Give only the number of lines in these records that contain the word "JSON".

________________________

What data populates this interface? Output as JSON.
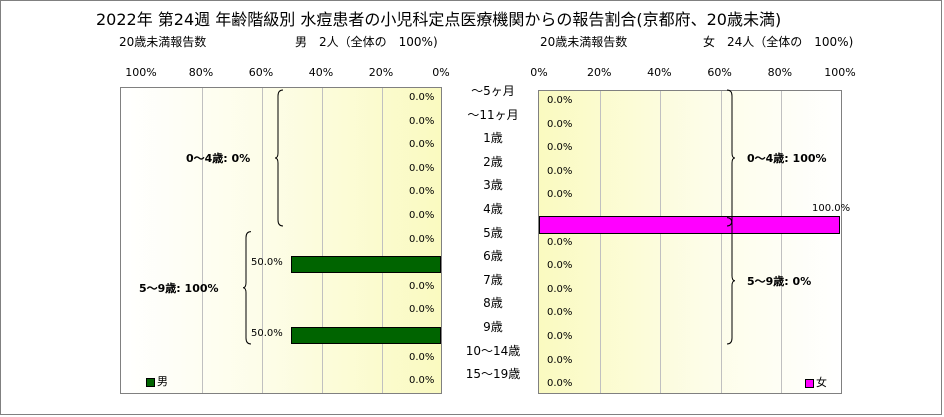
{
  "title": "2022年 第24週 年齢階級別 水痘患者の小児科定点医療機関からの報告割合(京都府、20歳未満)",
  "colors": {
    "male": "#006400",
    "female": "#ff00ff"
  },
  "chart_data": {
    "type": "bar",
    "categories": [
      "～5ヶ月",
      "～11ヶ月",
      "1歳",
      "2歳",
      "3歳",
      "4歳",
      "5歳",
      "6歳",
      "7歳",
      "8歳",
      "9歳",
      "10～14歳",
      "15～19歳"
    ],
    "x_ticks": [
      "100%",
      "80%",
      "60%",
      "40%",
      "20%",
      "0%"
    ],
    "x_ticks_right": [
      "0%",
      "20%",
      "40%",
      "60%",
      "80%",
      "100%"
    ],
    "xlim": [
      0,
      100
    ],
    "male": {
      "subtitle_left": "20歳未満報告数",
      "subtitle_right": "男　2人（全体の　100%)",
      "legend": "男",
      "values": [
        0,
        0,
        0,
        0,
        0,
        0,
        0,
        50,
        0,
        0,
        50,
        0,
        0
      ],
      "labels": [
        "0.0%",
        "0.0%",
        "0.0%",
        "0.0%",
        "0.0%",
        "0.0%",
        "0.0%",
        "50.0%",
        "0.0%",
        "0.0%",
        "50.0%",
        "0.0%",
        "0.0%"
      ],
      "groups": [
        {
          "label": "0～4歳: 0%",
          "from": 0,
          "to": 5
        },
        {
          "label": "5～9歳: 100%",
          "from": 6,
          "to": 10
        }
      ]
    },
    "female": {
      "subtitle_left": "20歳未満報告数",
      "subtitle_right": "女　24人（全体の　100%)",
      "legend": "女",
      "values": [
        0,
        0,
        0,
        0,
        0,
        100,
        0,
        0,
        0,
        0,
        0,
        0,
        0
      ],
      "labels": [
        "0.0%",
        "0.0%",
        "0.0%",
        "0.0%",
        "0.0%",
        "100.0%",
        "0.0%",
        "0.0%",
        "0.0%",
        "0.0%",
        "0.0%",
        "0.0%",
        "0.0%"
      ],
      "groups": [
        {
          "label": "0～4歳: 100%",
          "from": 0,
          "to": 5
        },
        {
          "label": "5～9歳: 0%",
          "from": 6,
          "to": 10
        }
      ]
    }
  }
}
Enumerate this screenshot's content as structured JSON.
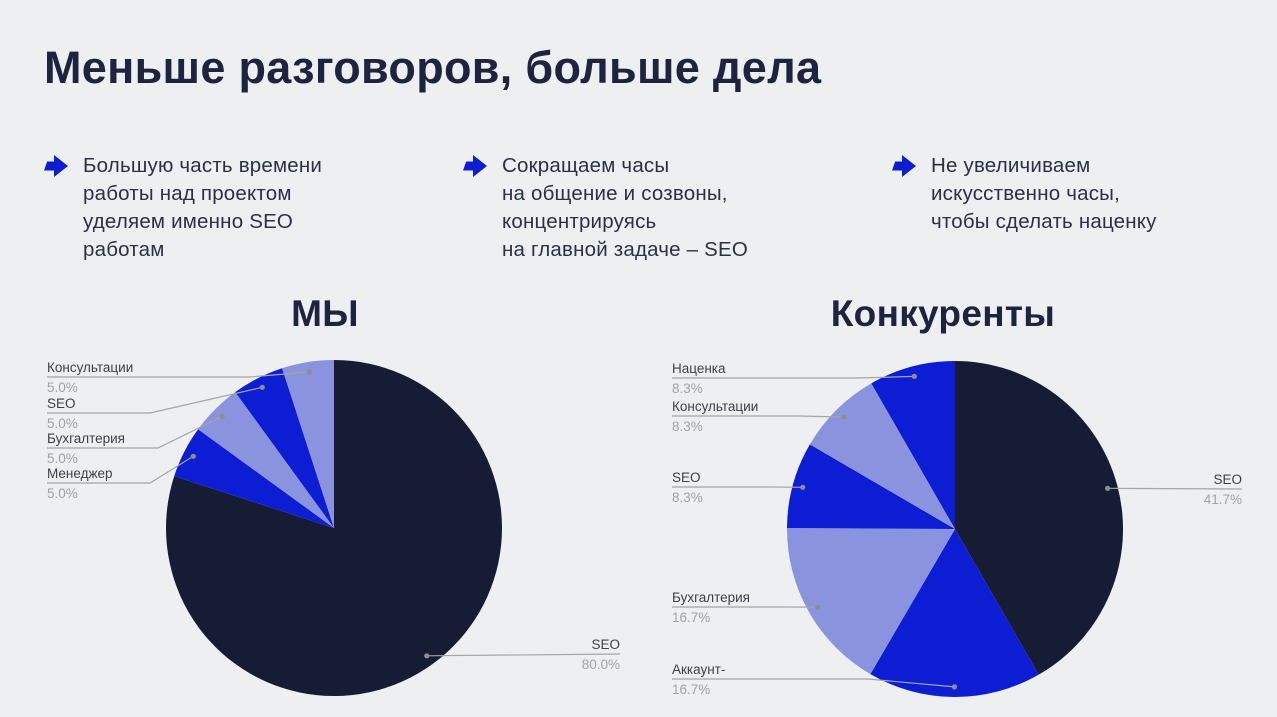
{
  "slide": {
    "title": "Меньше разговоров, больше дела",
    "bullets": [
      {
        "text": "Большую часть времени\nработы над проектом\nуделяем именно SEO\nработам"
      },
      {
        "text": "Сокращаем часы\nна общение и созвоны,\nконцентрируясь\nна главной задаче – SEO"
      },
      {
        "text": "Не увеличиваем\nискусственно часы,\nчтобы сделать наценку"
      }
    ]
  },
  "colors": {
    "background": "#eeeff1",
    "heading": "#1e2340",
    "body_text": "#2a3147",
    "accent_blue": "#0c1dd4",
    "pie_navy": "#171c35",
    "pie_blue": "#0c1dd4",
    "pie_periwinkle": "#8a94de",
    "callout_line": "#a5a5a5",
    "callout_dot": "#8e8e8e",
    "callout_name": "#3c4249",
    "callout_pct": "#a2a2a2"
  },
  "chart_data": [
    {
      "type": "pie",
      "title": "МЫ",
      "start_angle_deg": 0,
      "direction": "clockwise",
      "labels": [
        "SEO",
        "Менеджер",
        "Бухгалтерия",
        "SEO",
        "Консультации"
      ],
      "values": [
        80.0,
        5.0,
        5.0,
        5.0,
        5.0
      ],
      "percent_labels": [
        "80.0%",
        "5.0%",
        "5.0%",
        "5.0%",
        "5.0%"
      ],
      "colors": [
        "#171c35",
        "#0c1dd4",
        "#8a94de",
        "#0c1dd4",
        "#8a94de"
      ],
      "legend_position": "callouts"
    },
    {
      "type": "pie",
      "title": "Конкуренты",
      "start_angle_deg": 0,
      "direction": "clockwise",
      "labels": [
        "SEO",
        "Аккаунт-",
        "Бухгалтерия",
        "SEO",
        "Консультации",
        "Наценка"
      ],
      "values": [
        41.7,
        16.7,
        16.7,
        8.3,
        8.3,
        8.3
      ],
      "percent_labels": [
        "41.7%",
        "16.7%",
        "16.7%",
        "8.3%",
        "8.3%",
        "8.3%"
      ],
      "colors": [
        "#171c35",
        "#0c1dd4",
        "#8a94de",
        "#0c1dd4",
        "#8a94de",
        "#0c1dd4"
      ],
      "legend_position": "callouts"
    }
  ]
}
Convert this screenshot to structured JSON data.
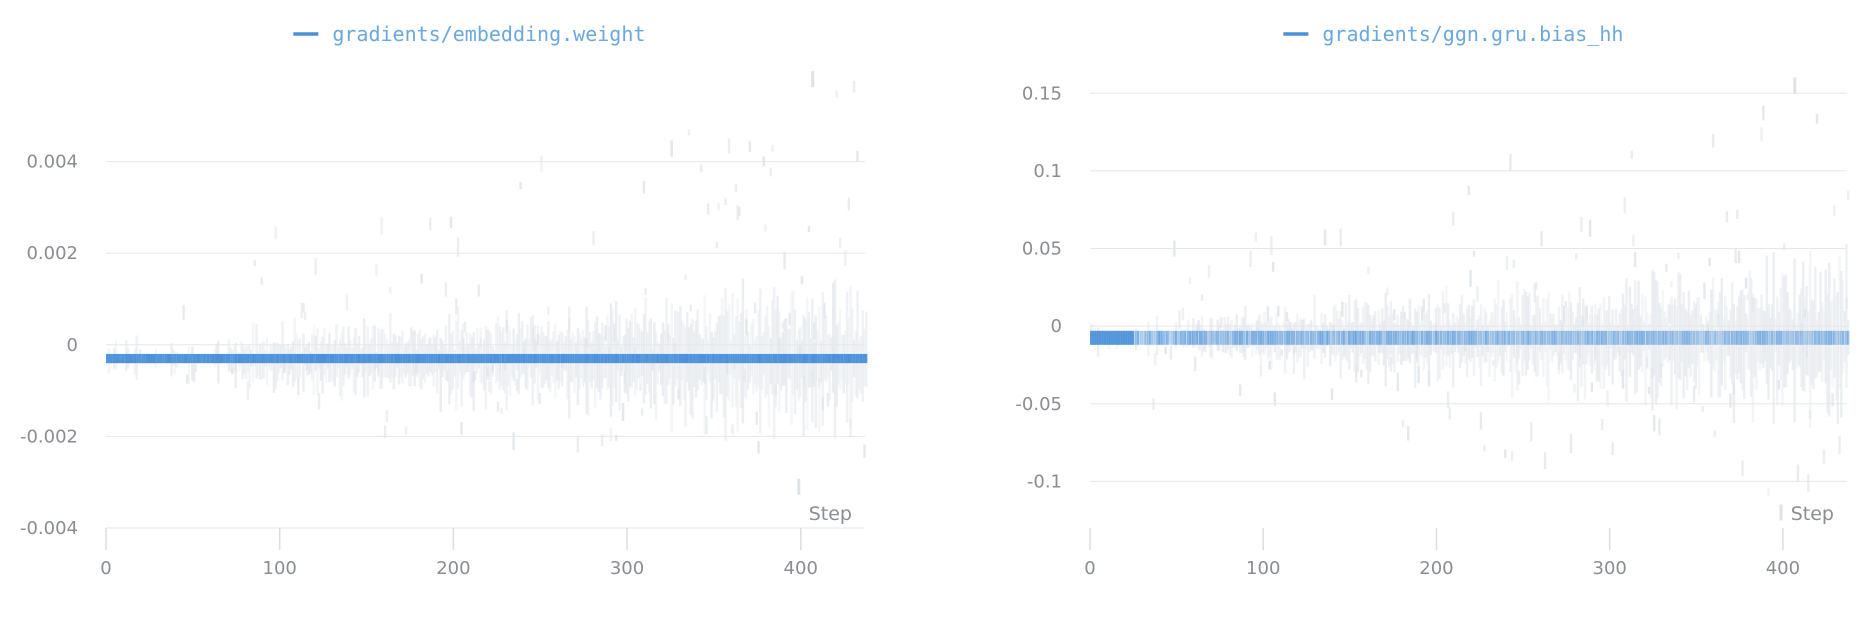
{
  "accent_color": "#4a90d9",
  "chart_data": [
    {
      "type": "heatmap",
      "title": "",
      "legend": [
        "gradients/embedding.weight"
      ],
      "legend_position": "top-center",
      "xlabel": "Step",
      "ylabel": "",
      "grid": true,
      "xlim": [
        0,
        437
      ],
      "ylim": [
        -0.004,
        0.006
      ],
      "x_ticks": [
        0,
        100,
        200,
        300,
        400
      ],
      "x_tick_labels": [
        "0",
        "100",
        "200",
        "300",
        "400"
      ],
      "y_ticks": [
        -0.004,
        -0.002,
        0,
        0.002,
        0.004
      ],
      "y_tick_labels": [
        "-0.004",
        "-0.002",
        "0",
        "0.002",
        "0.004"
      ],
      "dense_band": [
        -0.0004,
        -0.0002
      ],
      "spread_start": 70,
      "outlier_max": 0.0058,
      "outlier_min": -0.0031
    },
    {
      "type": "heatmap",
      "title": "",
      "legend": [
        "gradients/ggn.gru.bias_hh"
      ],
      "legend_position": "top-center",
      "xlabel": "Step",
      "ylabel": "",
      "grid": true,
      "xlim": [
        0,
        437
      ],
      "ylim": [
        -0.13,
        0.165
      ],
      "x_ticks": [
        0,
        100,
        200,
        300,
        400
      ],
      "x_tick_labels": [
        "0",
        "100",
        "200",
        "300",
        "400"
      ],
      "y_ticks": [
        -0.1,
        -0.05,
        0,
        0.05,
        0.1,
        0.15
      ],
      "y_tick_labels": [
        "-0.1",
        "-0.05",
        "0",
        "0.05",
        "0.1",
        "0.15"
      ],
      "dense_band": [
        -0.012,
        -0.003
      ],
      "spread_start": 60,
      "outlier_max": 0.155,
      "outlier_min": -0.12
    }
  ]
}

________________________

SOLVED PROBLEM » 3